BRIEF = Copy every line from the records below that holds the word "based".

┄┄┄┄┄┄┄┄┄┄

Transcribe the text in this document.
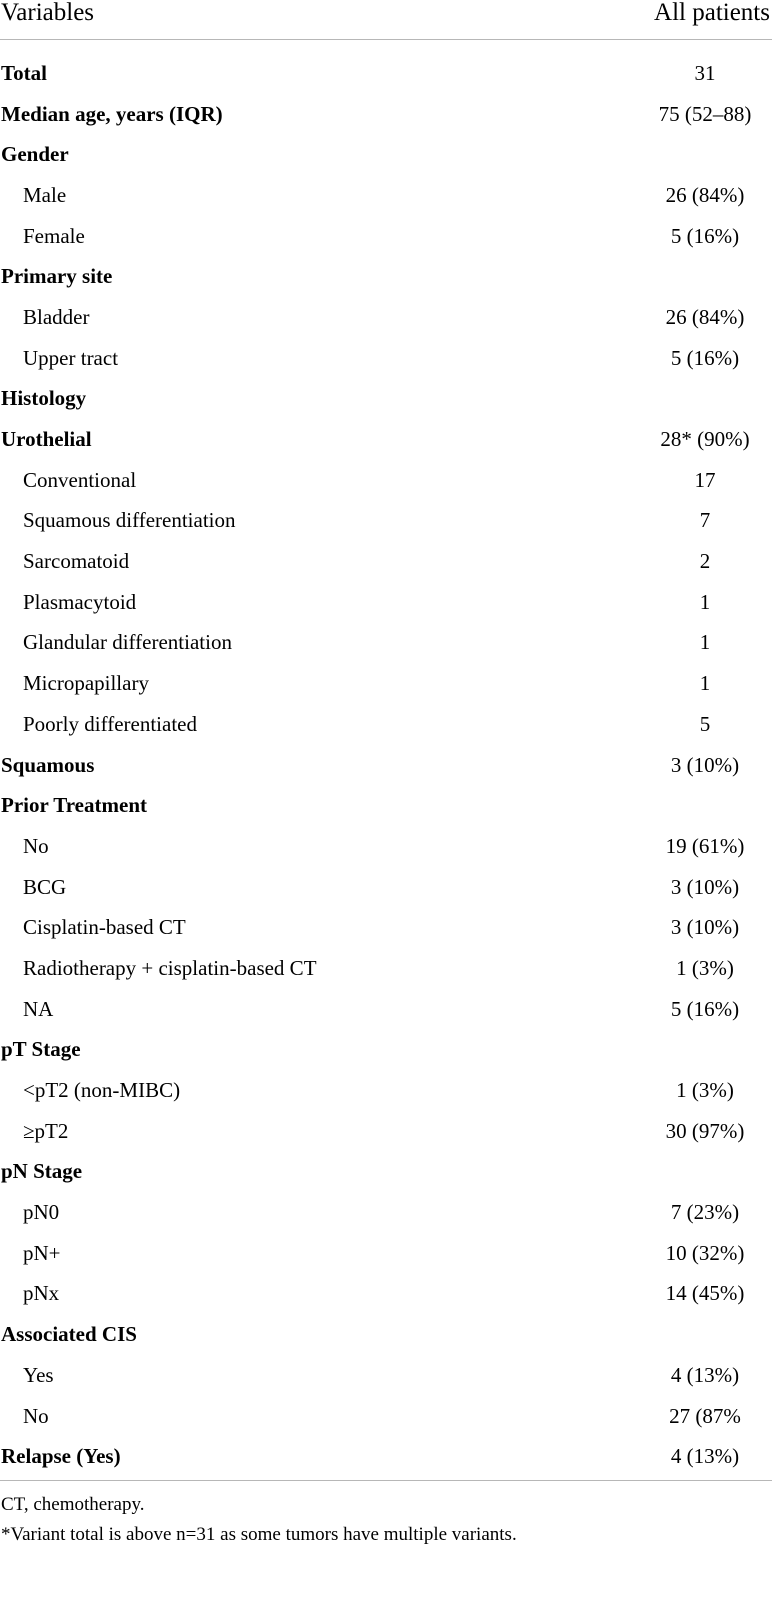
Variables	All patients
Total	31
Median age, years (IQR)	75 (52–88)
Gender
Male	26 (84%)
Female	5 (16%)
Primary site
Bladder	26 (84%)
Upper tract	5 (16%)
Histology
Urothelial	28* (90%)
Conventional	17
Squamous differentiation	7
Sarcomatoid	2
Plasmacytoid	1
Glandular differentiation	1
Micropapillary	1
Poorly differentiated	5
Squamous	3 (10%)
Prior Treatment
No	19 (61%)
BCG	3 (10%)
Cisplatin-based CT	3 (10%)
Radiotherapy + cisplatin-based CT	1 (3%)
NA	5 (16%)
pT Stage
<pT2 (non-MIBC)	1 (3%)
≥pT2	30 (97%)
pN Stage
pN0	7 (23%)
pN+	10 (32%)
pNx	14 (45%)
Associated CIS
Yes	4 (13%)
No	27 (87%
Relapse (Yes)	4 (13%)
CT, chemotherapy.
*Variant total is above n=31 as some tumors have multiple variants.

┄┄┄┄┄┄┄┄┄┄

REPLY TO THE TASK =
Cisplatin-based CT	3 (10%)
Radiotherapy + cisplatin-based CT	1 (3%)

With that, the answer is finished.